■ JOB
Omit the pictures and output every entry below exactly as written.

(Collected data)
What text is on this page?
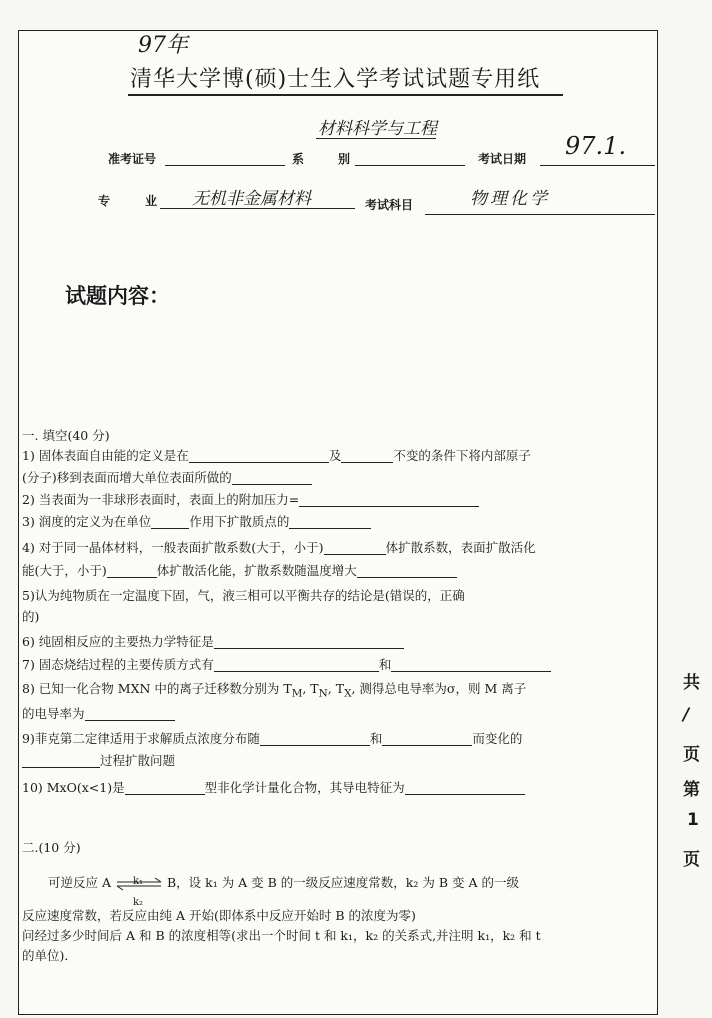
97年
清华大学博(硕)士生入学考试试题专用纸
材料科学与工程
准考证号	系	别	考试日期 97.1.
专	业 无机非金属材料	考试科目	物理化学
试题内容：
一. 填空(40 分)
1) 固体表面自由能的定义是在	及	不变的条件下将内部原子
(分子)移到表面而增大单位表面所做的
2) 当表面为一非球形表面时，表面上的附加压力=
3) 润度的定义为在单位	作用下扩散质点的
4) 对于同一晶体材料，一般表面扩散系数(大于，小于)	体扩散系数，表面扩散活化
能(大于，小于)	体扩散活化能，扩散系数随温度增大
5)认为纯物质在一定温度下固，气，液三相可以平衡共存的结论是(错误的，正确
的)
6) 纯固相反应的主要热力学特征是
7) 固态烧结过程的主要传质方式有	和
8) 已知一化合物 MXN 中的离子迁移数分别为 $T_M$, $T_N$, $T_X$, 测得总电导率为σ，则 M 离子
的电导率为
9)菲克第二定律适用于求解质点浓度分布随	和	而变化的
过程扩散问题
10) MxO(x<1)是	型非化学计量化合物，其导电特征为
二.(10 分)
可逆反应 A k₁
k₂
B，设 k₁ 为 A 变 B 的一级反应速度常数，k₂ 为 B 变 A 的一级
反应速度常数，若反应由纯 A 开始(即体系中反应开始时 B 的浓度为零)
问经过多少时间后 A 和 B 的浓度相等(求出一个时间 t 和 k₁，k₂ 的关系式,并注明 k₁，k₂ 和 t
的单位)．
共
/
页
第
1
页
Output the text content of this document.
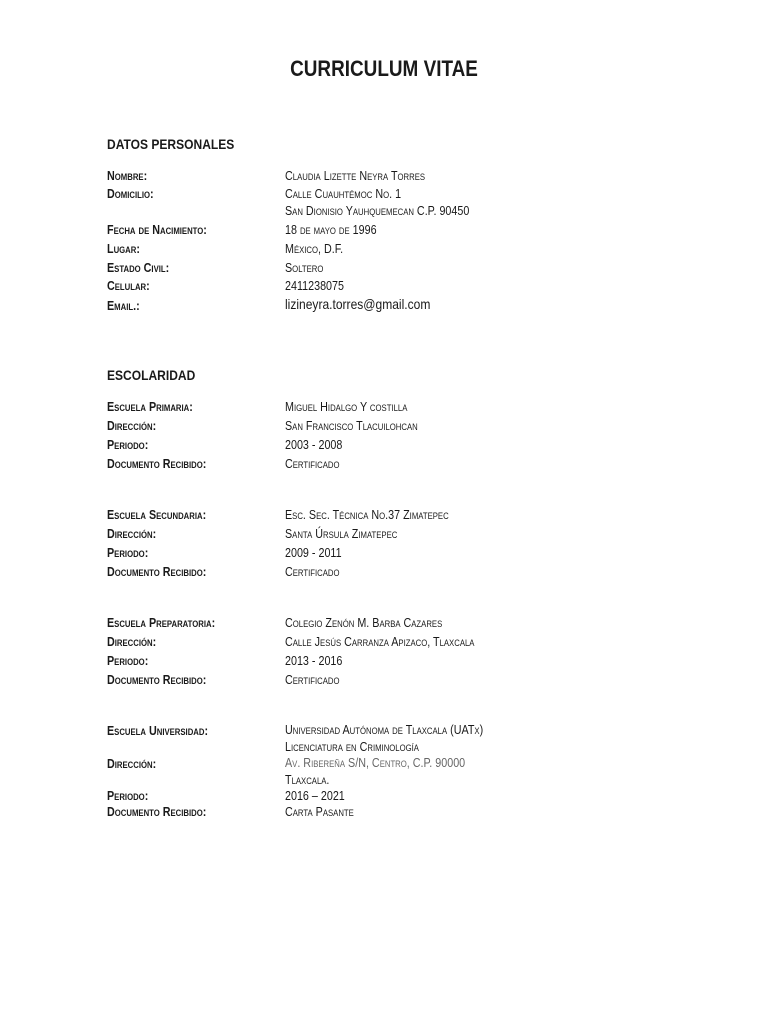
CURRICULUM VITAE
DATOS PERSONALES
Nombre:	Claudia Lizette Neyra Torres
Domicilio:	Calle Cuauhtémoc No. 1
San Dionisio Yauhquemecan C.P. 90450
Fecha de Nacimiento:	18 de mayo de 1996
Lugar:	México, D.F.
Estado Civil:	Soltero
Celular:	2411238075
Email.:	lizineyra.torres@gmail.com
ESCOLARIDAD
Escuela Primaria:	Miguel Hidalgo Y costilla
Dirección:	San Francisco Tlacuilohcan
Periodo:	2003 - 2008
Documento Recibido:	Certificado
Escuela Secundaria:	Esc. Sec. Técnica No.37 Zimatepec
Dirección:	Santa Úrsula Zimatepec
Periodo:	2009 - 2011
Documento Recibido:	Certificado
Escuela Preparatoria:	Colegio Zenón M. Barba Cazares
Dirección:	Calle Jesús Carranza Apizaco, Tlaxcala
Periodo:	2013 - 2016
Documento Recibido:	Certificado
Escuela Universidad:	Universidad Autónoma de Tlaxcala (UATx)
Licenciatura en Criminología
Dirección:	Av. Ribereña S/N, Centro, C.P. 90000
Tlaxcala.
Periodo:	2016 – 2021
Documento Recibido:	Carta Pasante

■ OUTPUT BELOW
What text is on this page?
97年
清华大学博(硕)士生入学考试试题专用纸
材料科学与工程
准考证号	系	别	考试日期 97.1.
专	业 无机非金属材料	考试科目	物理化学
试题内容：
一. 填空(40 分)
1) 固体表面自由能的定义是在	及	不变的条件下将内部原子
(分子)移到表面而增大单位表面所做的
2) 当表面为一非球形表面时，表面上的附加压力=
3) 润度的定义为在单位	作用下扩散质点的
4) 对于同一晶体材料，一般表面扩散系数(大于，小于)	体扩散系数，表面扩散活化
能(大于，小于)	体扩散活化能，扩散系数随温度增大
5)认为纯物质在一定温度下固，气，液三相可以平衡共存的结论是(错误的，正确
的)
6) 纯固相反应的主要热力学特征是
7) 固态烧结过程的主要传质方式有	和
8) 已知一化合物 MXN 中的离子迁移数分别为 $T_M$, $T_N$, $T_X$, 测得总电导率为σ，则 M 离子
的电导率为
9)菲克第二定律适用于求解质点浓度分布随	和	而变化的
过程扩散问题
10) MxO(x<1)是	型非化学计量化合物，其导电特征为
二.(10 分)
可逆反应 A k₁
k₂
B，设 k₁ 为 A 变 B 的一级反应速度常数，k₂ 为 B 变 A 的一级
反应速度常数，若反应由纯 A 开始(即体系中反应开始时 B 的浓度为零)
问经过多少时间后 A 和 B 的浓度相等(求出一个时间 t 和 k₁，k₂ 的关系式,并注明 k₁，k₂ 和 t
的单位)．
共
/
页
第
1
页
Output the text content of this document.
CURRICULUM VITAE
DATOS PERSONALES
Nombre:	Claudia Lizette Neyra Torres
Domicilio:	Calle Cuauhtémoc No. 1
San Dionisio Yauhquemecan C.P. 90450
Fecha de Nacimiento:	18 de mayo de 1996
Lugar:	México, D.F.
Estado Civil:	Soltero
Celular:	2411238075
Email.:	lizineyra.torres@gmail.com
ESCOLARIDAD
Escuela Primaria:	Miguel Hidalgo Y costilla
Dirección:	San Francisco Tlacuilohcan
Periodo:	2003 - 2008
Documento Recibido:	Certificado
Escuela Secundaria:	Esc. Sec. Técnica No.37 Zimatepec
Dirección:	Santa Úrsula Zimatepec
Periodo:	2009 - 2011
Documento Recibido:	Certificado
Escuela Preparatoria:	Colegio Zenón M. Barba Cazares
Dirección:	Calle Jesús Carranza Apizaco, Tlaxcala
Periodo:	2013 - 2016
Documento Recibido:	Certificado
Escuela Universidad:	Universidad Autónoma de Tlaxcala (UATx)
Licenciatura en Criminología
Dirección:	Av. Ribereña S/N, Centro, C.P. 90000
Tlaxcala.
Periodo:	2016 – 2021
Documento Recibido:	Carta Pasante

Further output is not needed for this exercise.